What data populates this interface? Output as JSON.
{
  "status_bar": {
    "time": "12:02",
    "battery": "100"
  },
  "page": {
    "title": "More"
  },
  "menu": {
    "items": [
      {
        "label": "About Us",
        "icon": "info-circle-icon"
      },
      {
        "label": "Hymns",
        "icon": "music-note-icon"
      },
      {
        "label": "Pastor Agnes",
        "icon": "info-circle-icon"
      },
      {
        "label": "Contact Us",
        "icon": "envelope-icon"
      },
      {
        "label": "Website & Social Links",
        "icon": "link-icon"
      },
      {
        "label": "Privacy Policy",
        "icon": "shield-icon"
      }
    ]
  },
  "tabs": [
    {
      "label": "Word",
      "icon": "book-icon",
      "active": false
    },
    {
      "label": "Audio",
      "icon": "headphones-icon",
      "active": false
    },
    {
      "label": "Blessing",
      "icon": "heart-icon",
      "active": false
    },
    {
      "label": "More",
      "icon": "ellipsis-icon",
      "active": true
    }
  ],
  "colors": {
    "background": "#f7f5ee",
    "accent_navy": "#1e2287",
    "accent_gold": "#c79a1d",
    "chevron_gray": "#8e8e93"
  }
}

**Your objective**
Say, as a single number and nothing more, how many lines of the entries contain the word "icon".

**Written answer**
10